▸ Task goal
Output all the data exactly. Pictures do not belong in the copy.

▸ Input data

════

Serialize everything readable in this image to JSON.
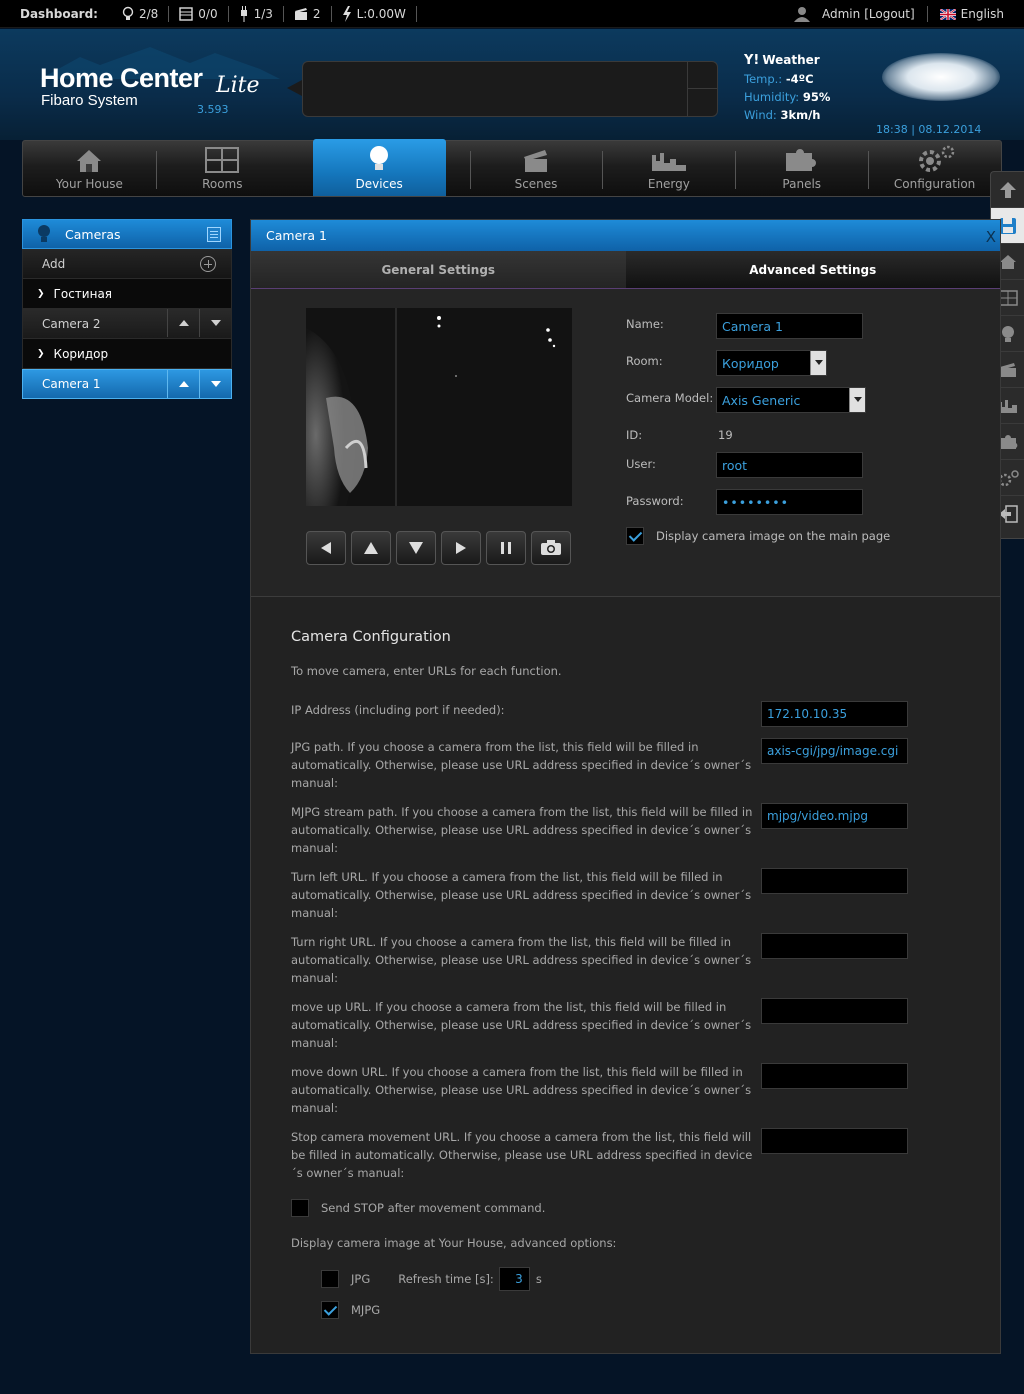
{
  "dashboard": {
    "label": "Dashboard:",
    "lights": "2/8",
    "blinds": "0/0",
    "plugs": "1/3",
    "scenes": "2",
    "power": "L:0.00W"
  },
  "user": {
    "name": "Admin",
    "logout": "[Logout]",
    "language": "English"
  },
  "header": {
    "title": "Home Center",
    "edition": "Lite",
    "subtitle": "Fibaro System",
    "version": "3.593",
    "weather": {
      "title": "Weather",
      "temp_label": "Temp.:",
      "temp_value": "-4ºC",
      "humidity_label": "Humidity:",
      "humidity_value": "95%",
      "wind_label": "Wind:",
      "wind_value": "3km/h"
    },
    "datetime": "18:38 | 08.12.2014"
  },
  "nav": [
    {
      "label": "Your House",
      "icon": "house-icon"
    },
    {
      "label": "Rooms",
      "icon": "rooms-icon"
    },
    {
      "label": "Devices",
      "icon": "bulb-icon"
    },
    {
      "label": "Scenes",
      "icon": "clapper-icon"
    },
    {
      "label": "Energy",
      "icon": "chart-icon"
    },
    {
      "label": "Panels",
      "icon": "puzzle-icon"
    },
    {
      "label": "Configuration",
      "icon": "gear-icon"
    }
  ],
  "sidebar": {
    "title": "Cameras",
    "add": "Add",
    "rooms": [
      {
        "name": "Гостиная",
        "devices": [
          "Camera 2"
        ]
      },
      {
        "name": "Коридор",
        "devices": [
          "Camera 1"
        ]
      }
    ]
  },
  "panel": {
    "title": "Camera 1",
    "close": "X",
    "tabs": {
      "general": "General Settings",
      "advanced": "Advanced Settings"
    },
    "form": {
      "name_label": "Name:",
      "name_value": "Camera 1",
      "room_label": "Room:",
      "room_value": "Коридор",
      "model_label": "Camera Model:",
      "model_value": "Axis Generic",
      "id_label": "ID:",
      "id_value": "19",
      "user_label": "User:",
      "user_value": "root",
      "password_label": "Password:",
      "password_value": "••••••••",
      "display_main": "Display camera image on the main page"
    },
    "config": {
      "title": "Camera Configuration",
      "intro": "To move camera, enter URLs for each function.",
      "ip_label": "IP Address (including port if needed):",
      "ip_value": "172.10.10.35",
      "jpg_label": "JPG path. If you choose a camera from the list, this field will be filled in automatically. Otherwise, please use URL address specified in device´s owner´s manual:",
      "jpg_value": "axis-cgi/jpg/image.cgi",
      "mjpg_label": "MJPG stream path. If you choose a camera from the list, this field will be filled in automatically. Otherwise, please use URL address specified in device´s owner´s manual:",
      "mjpg_value": "mjpg/video.mjpg",
      "left_label": "Turn left URL. If you choose a camera from the list, this field will be filled in automatically. Otherwise, please use URL address specified in device´s owner´s manual:",
      "right_label": "Turn right URL. If you choose a camera from the list, this field will be filled in automatically. Otherwise, please use URL address specified in device´s owner´s manual:",
      "up_label": "move up URL. If you choose a camera from the list, this field will be filled in automatically. Otherwise, please use URL address specified in device´s owner´s manual:",
      "down_label": "move down URL. If you choose a camera from the list, this field will be filled in automatically. Otherwise, please use URL address specified in device´s owner´s manual:",
      "stop_label": "Stop camera movement URL. If you choose a camera from the list, this field will be filled in automatically. Otherwise, please use URL address specified in device´s owner´s manual:",
      "send_stop": "Send STOP after movement command.",
      "display_options": "Display camera image at Your House, advanced options:",
      "jpg_option": "JPG",
      "refresh_label": "Refresh time [s]:",
      "refresh_value": "3",
      "refresh_unit": "s",
      "mjpg_option": "MJPG"
    }
  },
  "colors": {
    "accent": "#3ba0dd",
    "active_tab": "#1e8bd8"
  }
}
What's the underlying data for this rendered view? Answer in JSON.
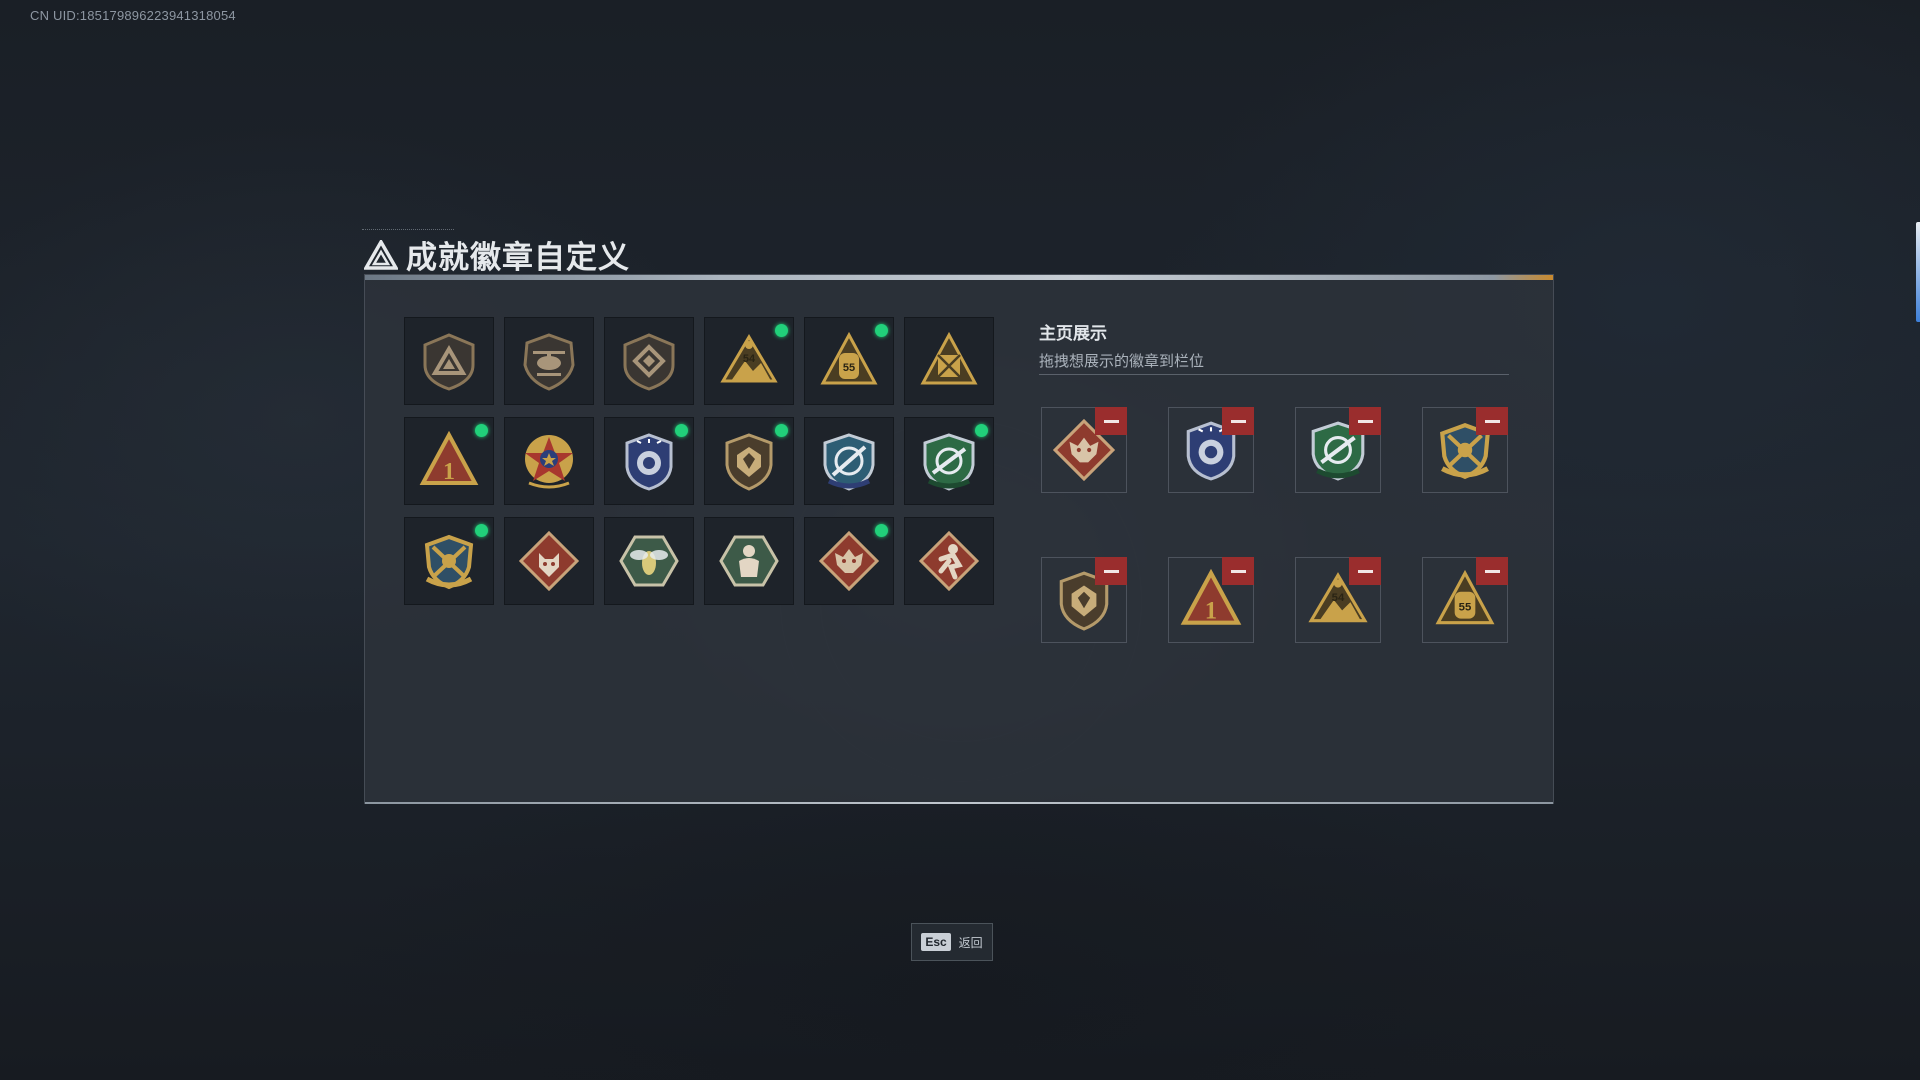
{
  "uid": "CN UID:1851798962239413180​54",
  "title": "成就徽章自定义",
  "showcase": {
    "title": "主页展示",
    "subtitle": "拖拽想展示的徽章到栏位"
  },
  "esc": {
    "key": "Esc",
    "label": "返回"
  },
  "colors": {
    "new_dot": "#21d07a",
    "remove": "#9a2d2d",
    "gold": "#c9a24a",
    "bronze": "#8a7658",
    "red": "#8e3b2e",
    "navy": "#2e3e74",
    "green": "#2d6a45"
  },
  "badges": [
    {
      "icon": "triangle-shield-badge-icon",
      "new": false
    },
    {
      "icon": "helicopter-badge-icon",
      "new": false
    },
    {
      "icon": "diamond-shield-badge-icon",
      "new": false
    },
    {
      "icon": "gold-54-mountain-badge-icon",
      "new": true
    },
    {
      "icon": "gold-55-bag-badge-icon",
      "new": true
    },
    {
      "icon": "gold-crate-badge-icon",
      "new": false
    },
    {
      "icon": "rank-1-triangle-badge-icon",
      "new": true
    },
    {
      "icon": "red-gold-star-wreath-badge-icon",
      "new": false
    },
    {
      "icon": "blue-police-shield-badge-icon",
      "new": true
    },
    {
      "icon": "bronze-armor-shield-badge-icon",
      "new": true
    },
    {
      "icon": "blue-sniper-shield-badge-icon",
      "new": false
    },
    {
      "icon": "green-rifle-shield-badge-icon",
      "new": true
    },
    {
      "icon": "gold-crossed-rifles-badge-icon",
      "new": true
    },
    {
      "icon": "wolf-diamond-badge-icon",
      "new": false
    },
    {
      "icon": "hornet-hexagon-badge-icon",
      "new": false
    },
    {
      "icon": "soldier-hexagon-badge-icon",
      "new": false
    },
    {
      "icon": "dragon-diamond-badge-icon",
      "new": true
    },
    {
      "icon": "runner-diamond-badge-icon",
      "new": false
    }
  ],
  "showcase_slots": [
    {
      "icon": "dragon-diamond-badge-icon"
    },
    {
      "icon": "blue-police-shield-badge-icon"
    },
    {
      "icon": "green-rifle-shield-badge-icon"
    },
    {
      "icon": "gold-crossed-rifles-badge-icon"
    },
    {
      "icon": "bronze-armor-shield-badge-icon"
    },
    {
      "icon": "rank-1-triangle-badge-icon"
    },
    {
      "icon": "gold-54-mountain-badge-icon"
    },
    {
      "icon": "gold-55-bag-badge-icon"
    }
  ]
}
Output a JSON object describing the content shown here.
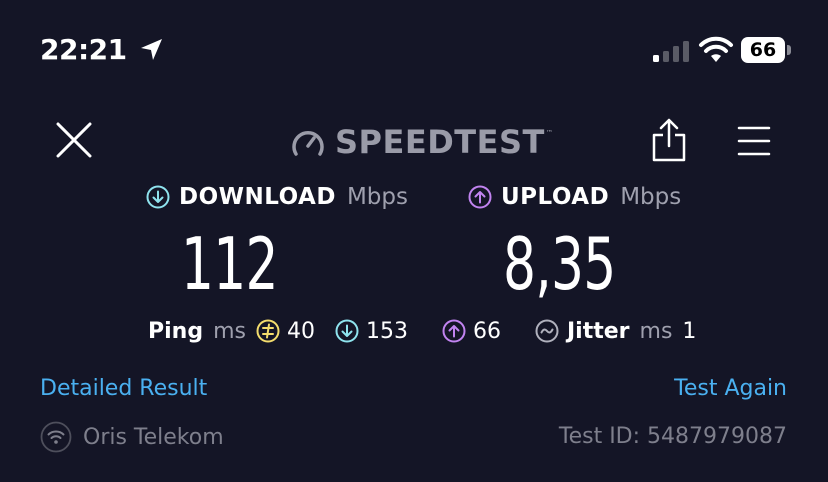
{
  "status_bar": {
    "time": "22:21",
    "battery": "66"
  },
  "header": {
    "brand": "SPEEDTEST",
    "brand_mark": "™"
  },
  "download": {
    "label": "DOWNLOAD",
    "unit": "Mbps",
    "value": "112"
  },
  "upload": {
    "label": "UPLOAD",
    "unit": "Mbps",
    "value": "8,35"
  },
  "ping": {
    "label": "Ping",
    "unit": "ms",
    "idle": "40",
    "download": "153",
    "upload": "66"
  },
  "jitter": {
    "label": "Jitter",
    "unit": "ms",
    "value": "1"
  },
  "links": {
    "detailed": "Detailed Result",
    "again": "Test Again"
  },
  "footer": {
    "isp": "Oris Telekom",
    "test_id": "Test ID: 5487979087"
  },
  "colors": {
    "background": "#141526",
    "download_accent": "#8fe3ee",
    "upload_accent": "#c183f0",
    "idle_ping": "#f3dc6d",
    "link": "#4ab0f0"
  },
  "icons": [
    "location-arrow-icon",
    "cell-signal-icon",
    "wifi-icon",
    "battery-icon",
    "close-icon",
    "speedometer-icon",
    "share-icon",
    "menu-icon",
    "download-arrow-icon",
    "upload-arrow-icon",
    "idle-ping-icon",
    "jitter-icon",
    "isp-wifi-icon"
  ]
}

════

▸ Result for this task
Serialize everything readable in this image to JSON.
{
  "dashboard": {
    "label": "Dashboard:",
    "lights": "2/8",
    "blinds": "0/0",
    "plugs": "1/3",
    "scenes": "2",
    "power": "L:0.00W"
  },
  "user": {
    "name": "Admin",
    "logout": "[Logout]",
    "language": "English"
  },
  "header": {
    "title": "Home Center",
    "edition": "Lite",
    "subtitle": "Fibaro System",
    "version": "3.593",
    "weather": {
      "title": "Weather",
      "temp_label": "Temp.:",
      "temp_value": "-4ºC",
      "humidity_label": "Humidity:",
      "humidity_value": "95%",
      "wind_label": "Wind:",
      "wind_value": "3km/h"
    },
    "datetime": "18:38 | 08.12.2014"
  },
  "nav": [
    {
      "label": "Your House",
      "icon": "house-icon"
    },
    {
      "label": "Rooms",
      "icon": "rooms-icon"
    },
    {
      "label": "Devices",
      "icon": "bulb-icon"
    },
    {
      "label": "Scenes",
      "icon": "clapper-icon"
    },
    {
      "label": "Energy",
      "icon": "chart-icon"
    },
    {
      "label": "Panels",
      "icon": "puzzle-icon"
    },
    {
      "label": "Configuration",
      "icon": "gear-icon"
    }
  ],
  "sidebar": {
    "title": "Cameras",
    "add": "Add",
    "rooms": [
      {
        "name": "Гостиная",
        "devices": [
          "Camera 2"
        ]
      },
      {
        "name": "Коридор",
        "devices": [
          "Camera 1"
        ]
      }
    ]
  },
  "panel": {
    "title": "Camera 1",
    "close": "X",
    "tabs": {
      "general": "General Settings",
      "advanced": "Advanced Settings"
    },
    "form": {
      "name_label": "Name:",
      "name_value": "Camera 1",
      "room_label": "Room:",
      "room_value": "Коридор",
      "model_label": "Camera Model:",
      "model_value": "Axis Generic",
      "id_label": "ID:",
      "id_value": "19",
      "user_label": "User:",
      "user_value": "root",
      "password_label": "Password:",
      "password_value": "••••••••",
      "display_main": "Display camera image on the main page"
    },
    "config": {
      "title": "Camera Configuration",
      "intro": "To move camera, enter URLs for each function.",
      "ip_label": "IP Address (including port if needed):",
      "ip_value": "172.10.10.35",
      "jpg_label": "JPG path. If you choose a camera from the list, this field will be filled in automatically. Otherwise, please use URL address specified in device´s owner´s manual:",
      "jpg_value": "axis-cgi/jpg/image.cgi",
      "mjpg_label": "MJPG stream path. If you choose a camera from the list, this field will be filled in automatically. Otherwise, please use URL address specified in device´s owner´s manual:",
      "mjpg_value": "mjpg/video.mjpg",
      "left_label": "Turn left URL. If you choose a camera from the list, this field will be filled in automatically. Otherwise, please use URL address specified in device´s owner´s manual:",
      "right_label": "Turn right URL. If you choose a camera from the list, this field will be filled in automatically. Otherwise, please use URL address specified in device´s owner´s manual:",
      "up_label": "move up URL. If you choose a camera from the list, this field will be filled in automatically. Otherwise, please use URL address specified in device´s owner´s manual:",
      "down_label": "move down URL. If you choose a camera from the list, this field will be filled in automatically. Otherwise, please use URL address specified in device´s owner´s manual:",
      "stop_label": "Stop camera movement URL. If you choose a camera from the list, this field will be filled in automatically. Otherwise, please use URL address specified in device´s owner´s manual:",
      "send_stop": "Send STOP after movement command.",
      "display_options": "Display camera image at Your House, advanced options:",
      "jpg_option": "JPG",
      "refresh_label": "Refresh time [s]:",
      "refresh_value": "3",
      "refresh_unit": "s",
      "mjpg_option": "MJPG"
    }
  },
  "colors": {
    "accent": "#3ba0dd",
    "active_tab": "#1e8bd8"
  }
}
What's the underlying data for this rendered view? Answer in JSON.
{
  "uid": "CN UID:1851798962239413180​54",
  "title": "成就徽章自定义",
  "showcase": {
    "title": "主页展示",
    "subtitle": "拖拽想展示的徽章到栏位"
  },
  "esc": {
    "key": "Esc",
    "label": "返回"
  },
  "colors": {
    "new_dot": "#21d07a",
    "remove": "#9a2d2d",
    "gold": "#c9a24a",
    "bronze": "#8a7658",
    "red": "#8e3b2e",
    "navy": "#2e3e74",
    "green": "#2d6a45"
  },
  "badges": [
    {
      "icon": "triangle-shield-badge-icon",
      "new": false
    },
    {
      "icon": "helicopter-badge-icon",
      "new": false
    },
    {
      "icon": "diamond-shield-badge-icon",
      "new": false
    },
    {
      "icon": "gold-54-mountain-badge-icon",
      "new": true
    },
    {
      "icon": "gold-55-bag-badge-icon",
      "new": true
    },
    {
      "icon": "gold-crate-badge-icon",
      "new": false
    },
    {
      "icon": "rank-1-triangle-badge-icon",
      "new": true
    },
    {
      "icon": "red-gold-star-wreath-badge-icon",
      "new": false
    },
    {
      "icon": "blue-police-shield-badge-icon",
      "new": true
    },
    {
      "icon": "bronze-armor-shield-badge-icon",
      "new": true
    },
    {
      "icon": "blue-sniper-shield-badge-icon",
      "new": false
    },
    {
      "icon": "green-rifle-shield-badge-icon",
      "new": true
    },
    {
      "icon": "gold-crossed-rifles-badge-icon",
      "new": true
    },
    {
      "icon": "wolf-diamond-badge-icon",
      "new": false
    },
    {
      "icon": "hornet-hexagon-badge-icon",
      "new": false
    },
    {
      "icon": "soldier-hexagon-badge-icon",
      "new": false
    },
    {
      "icon": "dragon-diamond-badge-icon",
      "new": true
    },
    {
      "icon": "runner-diamond-badge-icon",
      "new": false
    }
  ],
  "showcase_slots": [
    {
      "icon": "dragon-diamond-badge-icon"
    },
    {
      "icon": "blue-police-shield-badge-icon"
    },
    {
      "icon": "green-rifle-shield-badge-icon"
    },
    {
      "icon": "gold-crossed-rifles-badge-icon"
    },
    {
      "icon": "bronze-armor-shield-badge-icon"
    },
    {
      "icon": "rank-1-triangle-badge-icon"
    },
    {
      "icon": "gold-54-mountain-badge-icon"
    },
    {
      "icon": "gold-55-bag-badge-icon"
    }
  ]
}
Output a JSON object describing the content shown here.
{
  "status_bar": {
    "time": "22:21",
    "battery": "66"
  },
  "header": {
    "brand": "SPEEDTEST",
    "brand_mark": "™"
  },
  "download": {
    "label": "DOWNLOAD",
    "unit": "Mbps",
    "value": "112"
  },
  "upload": {
    "label": "UPLOAD",
    "unit": "Mbps",
    "value": "8,35"
  },
  "ping": {
    "label": "Ping",
    "unit": "ms",
    "idle": "40",
    "download": "153",
    "upload": "66"
  },
  "jitter": {
    "label": "Jitter",
    "unit": "ms",
    "value": "1"
  },
  "links": {
    "detailed": "Detailed Result",
    "again": "Test Again"
  },
  "footer": {
    "isp": "Oris Telekom",
    "test_id": "Test ID: 5487979087"
  },
  "colors": {
    "background": "#141526",
    "download_accent": "#8fe3ee",
    "upload_accent": "#c183f0",
    "idle_ping": "#f3dc6d",
    "link": "#4ab0f0"
  },
  "icons": [
    "location-arrow-icon",
    "cell-signal-icon",
    "wifi-icon",
    "battery-icon",
    "close-icon",
    "speedometer-icon",
    "share-icon",
    "menu-icon",
    "download-arrow-icon",
    "upload-arrow-icon",
    "idle-ping-icon",
    "jitter-icon",
    "isp-wifi-icon"
  ]
}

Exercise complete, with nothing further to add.